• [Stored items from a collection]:

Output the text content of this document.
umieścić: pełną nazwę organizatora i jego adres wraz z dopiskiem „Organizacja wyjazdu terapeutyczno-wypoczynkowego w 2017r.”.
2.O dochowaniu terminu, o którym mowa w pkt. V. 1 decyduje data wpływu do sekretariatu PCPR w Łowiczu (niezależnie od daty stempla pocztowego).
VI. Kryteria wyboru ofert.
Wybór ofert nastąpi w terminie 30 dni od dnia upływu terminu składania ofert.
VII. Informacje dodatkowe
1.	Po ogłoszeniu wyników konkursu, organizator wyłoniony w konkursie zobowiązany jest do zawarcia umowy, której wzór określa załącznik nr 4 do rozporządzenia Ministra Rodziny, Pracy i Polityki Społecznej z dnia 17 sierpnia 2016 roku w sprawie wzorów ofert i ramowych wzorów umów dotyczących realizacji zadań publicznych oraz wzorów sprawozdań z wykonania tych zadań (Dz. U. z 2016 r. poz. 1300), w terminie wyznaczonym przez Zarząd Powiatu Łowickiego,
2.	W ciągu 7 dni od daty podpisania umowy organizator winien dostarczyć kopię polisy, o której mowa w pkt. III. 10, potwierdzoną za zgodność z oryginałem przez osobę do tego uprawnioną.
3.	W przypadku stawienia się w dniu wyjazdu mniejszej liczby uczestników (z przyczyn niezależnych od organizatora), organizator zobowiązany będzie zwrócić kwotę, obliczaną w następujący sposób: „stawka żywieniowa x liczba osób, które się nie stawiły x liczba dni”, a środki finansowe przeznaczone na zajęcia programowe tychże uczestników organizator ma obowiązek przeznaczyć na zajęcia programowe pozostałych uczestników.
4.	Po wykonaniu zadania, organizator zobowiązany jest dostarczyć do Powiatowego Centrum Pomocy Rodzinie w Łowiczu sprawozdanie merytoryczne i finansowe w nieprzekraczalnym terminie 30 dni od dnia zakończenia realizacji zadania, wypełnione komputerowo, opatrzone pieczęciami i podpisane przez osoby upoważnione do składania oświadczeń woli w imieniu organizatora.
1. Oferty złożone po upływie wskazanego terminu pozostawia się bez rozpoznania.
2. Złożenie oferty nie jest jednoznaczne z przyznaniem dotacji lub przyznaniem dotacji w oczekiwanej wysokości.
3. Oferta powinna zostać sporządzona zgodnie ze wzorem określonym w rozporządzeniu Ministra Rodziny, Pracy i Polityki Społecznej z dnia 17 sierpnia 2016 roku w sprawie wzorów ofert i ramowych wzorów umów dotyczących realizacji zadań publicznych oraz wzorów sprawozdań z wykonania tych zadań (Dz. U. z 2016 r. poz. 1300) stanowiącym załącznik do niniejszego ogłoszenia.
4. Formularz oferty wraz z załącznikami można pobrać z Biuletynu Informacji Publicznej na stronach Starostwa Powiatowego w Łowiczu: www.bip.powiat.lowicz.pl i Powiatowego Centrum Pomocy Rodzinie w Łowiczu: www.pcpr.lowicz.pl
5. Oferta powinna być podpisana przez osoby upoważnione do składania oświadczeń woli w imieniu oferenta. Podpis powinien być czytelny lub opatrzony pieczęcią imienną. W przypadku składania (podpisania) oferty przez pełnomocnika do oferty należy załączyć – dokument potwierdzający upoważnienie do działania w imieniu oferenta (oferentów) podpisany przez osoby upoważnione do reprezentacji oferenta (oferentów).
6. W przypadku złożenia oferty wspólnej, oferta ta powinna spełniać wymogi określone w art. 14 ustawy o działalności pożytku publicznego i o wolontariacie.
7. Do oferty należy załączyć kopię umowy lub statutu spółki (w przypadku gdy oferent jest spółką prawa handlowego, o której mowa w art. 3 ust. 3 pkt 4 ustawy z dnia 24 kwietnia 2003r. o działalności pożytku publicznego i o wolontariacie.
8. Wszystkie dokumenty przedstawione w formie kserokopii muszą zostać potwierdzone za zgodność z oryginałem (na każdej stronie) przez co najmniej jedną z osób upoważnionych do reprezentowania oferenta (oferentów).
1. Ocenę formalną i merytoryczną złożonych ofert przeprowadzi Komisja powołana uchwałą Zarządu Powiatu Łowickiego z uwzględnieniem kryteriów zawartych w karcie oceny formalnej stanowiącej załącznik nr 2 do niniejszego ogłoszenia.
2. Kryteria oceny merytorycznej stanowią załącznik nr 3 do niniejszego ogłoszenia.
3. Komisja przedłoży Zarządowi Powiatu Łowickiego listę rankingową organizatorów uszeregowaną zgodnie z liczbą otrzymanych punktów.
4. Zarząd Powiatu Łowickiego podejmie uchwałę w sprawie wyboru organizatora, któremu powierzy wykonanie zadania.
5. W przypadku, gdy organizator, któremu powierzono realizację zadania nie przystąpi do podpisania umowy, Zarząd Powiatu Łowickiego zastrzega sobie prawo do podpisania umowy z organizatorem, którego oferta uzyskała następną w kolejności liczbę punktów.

• [CHALLENGE]: Your answer should be a single number: the count of lines in the entries that contain the word "osób".

• [THE ANSWER]: 2